Reproduce every one of the rows below word for word, leaving nothing out and changing nothing.
— Start —
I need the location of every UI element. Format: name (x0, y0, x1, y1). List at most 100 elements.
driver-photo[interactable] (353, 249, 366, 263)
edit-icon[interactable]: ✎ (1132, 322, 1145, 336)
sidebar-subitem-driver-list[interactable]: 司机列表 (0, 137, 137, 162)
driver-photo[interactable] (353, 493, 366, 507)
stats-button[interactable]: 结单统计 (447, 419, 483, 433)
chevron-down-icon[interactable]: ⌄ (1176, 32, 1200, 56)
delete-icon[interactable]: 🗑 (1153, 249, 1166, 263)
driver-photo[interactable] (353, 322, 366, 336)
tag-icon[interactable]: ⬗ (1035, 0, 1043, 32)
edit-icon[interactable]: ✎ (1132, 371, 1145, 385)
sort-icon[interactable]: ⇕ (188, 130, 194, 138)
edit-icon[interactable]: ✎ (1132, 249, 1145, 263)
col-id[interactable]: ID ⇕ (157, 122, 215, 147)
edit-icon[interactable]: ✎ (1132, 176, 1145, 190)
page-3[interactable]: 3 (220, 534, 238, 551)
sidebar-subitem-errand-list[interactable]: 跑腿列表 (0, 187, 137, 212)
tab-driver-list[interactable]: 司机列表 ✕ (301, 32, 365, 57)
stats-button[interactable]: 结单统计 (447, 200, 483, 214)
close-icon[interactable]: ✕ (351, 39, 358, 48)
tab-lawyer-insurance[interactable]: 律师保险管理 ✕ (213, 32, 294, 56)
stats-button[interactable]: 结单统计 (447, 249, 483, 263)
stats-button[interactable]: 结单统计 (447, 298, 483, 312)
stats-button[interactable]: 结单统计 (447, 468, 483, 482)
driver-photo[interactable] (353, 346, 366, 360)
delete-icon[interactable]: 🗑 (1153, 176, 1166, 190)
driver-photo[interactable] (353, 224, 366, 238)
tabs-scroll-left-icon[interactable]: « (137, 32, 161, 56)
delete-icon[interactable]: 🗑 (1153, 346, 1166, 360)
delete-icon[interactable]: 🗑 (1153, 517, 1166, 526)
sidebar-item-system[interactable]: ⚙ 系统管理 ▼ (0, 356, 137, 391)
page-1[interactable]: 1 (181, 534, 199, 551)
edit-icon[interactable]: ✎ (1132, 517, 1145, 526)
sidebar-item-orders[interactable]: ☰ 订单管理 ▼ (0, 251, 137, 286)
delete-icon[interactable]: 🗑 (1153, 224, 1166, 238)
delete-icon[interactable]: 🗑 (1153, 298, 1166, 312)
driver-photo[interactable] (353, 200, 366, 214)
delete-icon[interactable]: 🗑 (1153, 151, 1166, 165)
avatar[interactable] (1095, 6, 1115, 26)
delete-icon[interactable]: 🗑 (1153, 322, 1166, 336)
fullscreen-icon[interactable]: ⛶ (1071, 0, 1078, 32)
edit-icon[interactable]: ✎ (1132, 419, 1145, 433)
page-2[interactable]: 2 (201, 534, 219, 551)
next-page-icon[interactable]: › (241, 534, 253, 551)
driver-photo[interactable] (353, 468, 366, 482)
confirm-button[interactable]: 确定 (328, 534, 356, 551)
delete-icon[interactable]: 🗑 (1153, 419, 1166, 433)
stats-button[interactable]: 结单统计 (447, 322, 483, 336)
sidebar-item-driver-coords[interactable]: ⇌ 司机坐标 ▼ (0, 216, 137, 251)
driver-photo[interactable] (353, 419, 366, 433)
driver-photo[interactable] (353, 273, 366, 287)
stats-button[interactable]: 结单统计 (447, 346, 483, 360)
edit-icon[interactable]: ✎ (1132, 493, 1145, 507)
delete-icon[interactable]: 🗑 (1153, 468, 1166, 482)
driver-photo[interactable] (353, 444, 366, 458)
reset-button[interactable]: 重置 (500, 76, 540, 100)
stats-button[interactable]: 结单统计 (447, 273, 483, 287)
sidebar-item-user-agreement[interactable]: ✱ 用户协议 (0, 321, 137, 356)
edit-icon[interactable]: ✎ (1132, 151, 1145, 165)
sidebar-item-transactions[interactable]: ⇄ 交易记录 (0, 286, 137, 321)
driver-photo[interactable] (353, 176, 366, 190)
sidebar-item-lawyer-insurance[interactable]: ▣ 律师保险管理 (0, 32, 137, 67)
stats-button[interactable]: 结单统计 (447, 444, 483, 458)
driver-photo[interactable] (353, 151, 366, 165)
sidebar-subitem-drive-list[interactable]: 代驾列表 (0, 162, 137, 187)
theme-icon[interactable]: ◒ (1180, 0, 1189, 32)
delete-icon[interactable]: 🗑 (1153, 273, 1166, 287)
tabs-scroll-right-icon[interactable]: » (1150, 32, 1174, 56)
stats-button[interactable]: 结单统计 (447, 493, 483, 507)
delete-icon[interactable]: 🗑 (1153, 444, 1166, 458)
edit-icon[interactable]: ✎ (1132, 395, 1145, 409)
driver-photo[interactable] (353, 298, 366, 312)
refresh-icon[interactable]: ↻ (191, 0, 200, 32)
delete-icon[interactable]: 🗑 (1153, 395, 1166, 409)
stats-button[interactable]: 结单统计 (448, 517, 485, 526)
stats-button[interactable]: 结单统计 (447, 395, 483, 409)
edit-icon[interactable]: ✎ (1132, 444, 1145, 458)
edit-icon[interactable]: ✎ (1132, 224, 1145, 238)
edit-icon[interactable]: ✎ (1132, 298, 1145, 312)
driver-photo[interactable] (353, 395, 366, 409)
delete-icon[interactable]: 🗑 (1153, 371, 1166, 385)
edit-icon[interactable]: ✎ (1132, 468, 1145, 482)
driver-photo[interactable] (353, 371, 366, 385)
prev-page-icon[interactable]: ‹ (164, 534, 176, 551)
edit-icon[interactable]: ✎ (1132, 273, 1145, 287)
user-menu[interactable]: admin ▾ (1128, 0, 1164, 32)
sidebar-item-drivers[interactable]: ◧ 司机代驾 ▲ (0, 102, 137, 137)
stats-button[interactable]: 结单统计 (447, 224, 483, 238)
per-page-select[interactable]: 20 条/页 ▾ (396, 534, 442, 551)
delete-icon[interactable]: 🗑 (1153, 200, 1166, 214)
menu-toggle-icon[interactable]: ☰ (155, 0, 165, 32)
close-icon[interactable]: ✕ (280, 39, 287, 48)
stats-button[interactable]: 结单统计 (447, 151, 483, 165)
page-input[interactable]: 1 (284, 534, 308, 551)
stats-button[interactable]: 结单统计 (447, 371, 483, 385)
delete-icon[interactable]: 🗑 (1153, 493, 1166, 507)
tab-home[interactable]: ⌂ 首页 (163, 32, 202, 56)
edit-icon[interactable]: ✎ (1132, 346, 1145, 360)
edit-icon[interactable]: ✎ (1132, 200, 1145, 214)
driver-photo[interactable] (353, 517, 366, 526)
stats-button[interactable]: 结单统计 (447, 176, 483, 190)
— End —
• **Answer**
I need the location of every UI element. Format: name (x0, y0, x1, y1). List at most 100 elements.
driver-photo[interactable] (353, 249, 366, 263)
edit-icon[interactable]: ✎ (1132, 322, 1145, 336)
sidebar-subitem-driver-list[interactable]: 司机列表 (0, 137, 137, 162)
driver-photo[interactable] (353, 493, 366, 507)
stats-button[interactable]: 结单统计 (447, 419, 483, 433)
chevron-down-icon[interactable]: ⌄ (1176, 32, 1200, 56)
delete-icon[interactable]: 🗑 (1153, 249, 1166, 263)
driver-photo[interactable] (353, 322, 366, 336)
tag-icon[interactable]: ⬗ (1035, 0, 1043, 32)
edit-icon[interactable]: ✎ (1132, 371, 1145, 385)
sort-icon[interactable]: ⇕ (188, 130, 194, 138)
edit-icon[interactable]: ✎ (1132, 249, 1145, 263)
col-id[interactable]: ID ⇕ (157, 122, 215, 147)
edit-icon[interactable]: ✎ (1132, 176, 1145, 190)
page-3[interactable]: 3 (220, 534, 238, 551)
sidebar-subitem-errand-list[interactable]: 跑腿列表 (0, 187, 137, 212)
tab-driver-list[interactable]: 司机列表 ✕ (301, 32, 365, 57)
stats-button[interactable]: 结单统计 (447, 200, 483, 214)
close-icon[interactable]: ✕ (351, 39, 358, 48)
tab-lawyer-insurance[interactable]: 律师保险管理 ✕ (213, 32, 294, 56)
stats-button[interactable]: 结单统计 (447, 249, 483, 263)
stats-button[interactable]: 结单统计 (447, 298, 483, 312)
stats-button[interactable]: 结单统计 (447, 468, 483, 482)
driver-photo[interactable] (353, 346, 366, 360)
delete-icon[interactable]: 🗑 (1153, 176, 1166, 190)
driver-photo[interactable] (353, 224, 366, 238)
tabs-scroll-left-icon[interactable]: « (137, 32, 161, 56)
delete-icon[interactable]: 🗑 (1153, 346, 1166, 360)
delete-icon[interactable]: 🗑 (1153, 517, 1166, 526)
sidebar-item-system[interactable]: ⚙ 系统管理 ▼ (0, 356, 137, 391)
page-1[interactable]: 1 (181, 534, 199, 551)
edit-icon[interactable]: ✎ (1132, 517, 1145, 526)
sidebar-item-orders[interactable]: ☰ 订单管理 ▼ (0, 251, 137, 286)
delete-icon[interactable]: 🗑 (1153, 224, 1166, 238)
delete-icon[interactable]: 🗑 (1153, 298, 1166, 312)
driver-photo[interactable] (353, 200, 366, 214)
delete-icon[interactable]: 🗑 (1153, 151, 1166, 165)
avatar[interactable] (1095, 6, 1115, 26)
delete-icon[interactable]: 🗑 (1153, 322, 1166, 336)
fullscreen-icon[interactable]: ⛶ (1071, 0, 1078, 32)
edit-icon[interactable]: ✎ (1132, 419, 1145, 433)
page-2[interactable]: 2 (201, 534, 219, 551)
next-page-icon[interactable]: › (241, 534, 253, 551)
driver-photo[interactable] (353, 468, 366, 482)
confirm-button[interactable]: 确定 (328, 534, 356, 551)
delete-icon[interactable]: 🗑 (1153, 419, 1166, 433)
stats-button[interactable]: 结单统计 (447, 322, 483, 336)
sidebar-item-driver-coords[interactable]: ⇌ 司机坐标 ▼ (0, 216, 137, 251)
driver-photo[interactable] (353, 419, 366, 433)
driver-photo[interactable] (353, 273, 366, 287)
stats-button[interactable]: 结单统计 (447, 346, 483, 360)
edit-icon[interactable]: ✎ (1132, 493, 1145, 507)
delete-icon[interactable]: 🗑 (1153, 468, 1166, 482)
driver-photo[interactable] (353, 444, 366, 458)
reset-button[interactable]: 重置 (500, 76, 540, 100)
stats-button[interactable]: 结单统计 (447, 273, 483, 287)
sidebar-item-user-agreement[interactable]: ✱ 用户协议 (0, 321, 137, 356)
edit-icon[interactable]: ✎ (1132, 151, 1145, 165)
sidebar-item-transactions[interactable]: ⇄ 交易记录 (0, 286, 137, 321)
driver-photo[interactable] (353, 176, 366, 190)
sidebar-item-lawyer-insurance[interactable]: ▣ 律师保险管理 (0, 32, 137, 67)
stats-button[interactable]: 结单统计 (447, 444, 483, 458)
driver-photo[interactable] (353, 151, 366, 165)
sidebar-subitem-drive-list[interactable]: 代驾列表 (0, 162, 137, 187)
theme-icon[interactable]: ◒ (1180, 0, 1189, 32)
delete-icon[interactable]: 🗑 (1153, 273, 1166, 287)
tabs-scroll-right-icon[interactable]: » (1150, 32, 1174, 56)
stats-button[interactable]: 结单统计 (447, 493, 483, 507)
delete-icon[interactable]: 🗑 (1153, 444, 1166, 458)
edit-icon[interactable]: ✎ (1132, 395, 1145, 409)
driver-photo[interactable] (353, 298, 366, 312)
refresh-icon[interactable]: ↻ (191, 0, 200, 32)
delete-icon[interactable]: 🗑 (1153, 395, 1166, 409)
stats-button[interactable]: 结单统计 (448, 517, 485, 526)
stats-button[interactable]: 结单统计 (447, 395, 483, 409)
edit-icon[interactable]: ✎ (1132, 444, 1145, 458)
edit-icon[interactable]: ✎ (1132, 224, 1145, 238)
edit-icon[interactable]: ✎ (1132, 298, 1145, 312)
driver-photo[interactable] (353, 395, 366, 409)
delete-icon[interactable]: 🗑 (1153, 371, 1166, 385)
edit-icon[interactable]: ✎ (1132, 468, 1145, 482)
driver-photo[interactable] (353, 371, 366, 385)
prev-page-icon[interactable]: ‹ (164, 534, 176, 551)
edit-icon[interactable]: ✎ (1132, 273, 1145, 287)
user-menu[interactable]: admin ▾ (1128, 0, 1164, 32)
sidebar-item-drivers[interactable]: ◧ 司机代驾 ▲ (0, 102, 137, 137)
stats-button[interactable]: 结单统计 (447, 224, 483, 238)
per-page-select[interactable]: 20 条/页 ▾ (396, 534, 442, 551)
delete-icon[interactable]: 🗑 (1153, 200, 1166, 214)
menu-toggle-icon[interactable]: ☰ (155, 0, 165, 32)
close-icon[interactable]: ✕ (280, 39, 287, 48)
stats-button[interactable]: 结单统计 (447, 151, 483, 165)
page-input[interactable]: 1 (284, 534, 308, 551)
stats-button[interactable]: 结单统计 (447, 371, 483, 385)
delete-icon[interactable]: 🗑 (1153, 493, 1166, 507)
tab-home[interactable]: ⌂ 首页 (163, 32, 202, 56)
edit-icon[interactable]: ✎ (1132, 346, 1145, 360)
edit-icon[interactable]: ✎ (1132, 200, 1145, 214)
driver-photo[interactable] (353, 517, 366, 526)
stats-button[interactable]: 结单统计 (447, 176, 483, 190)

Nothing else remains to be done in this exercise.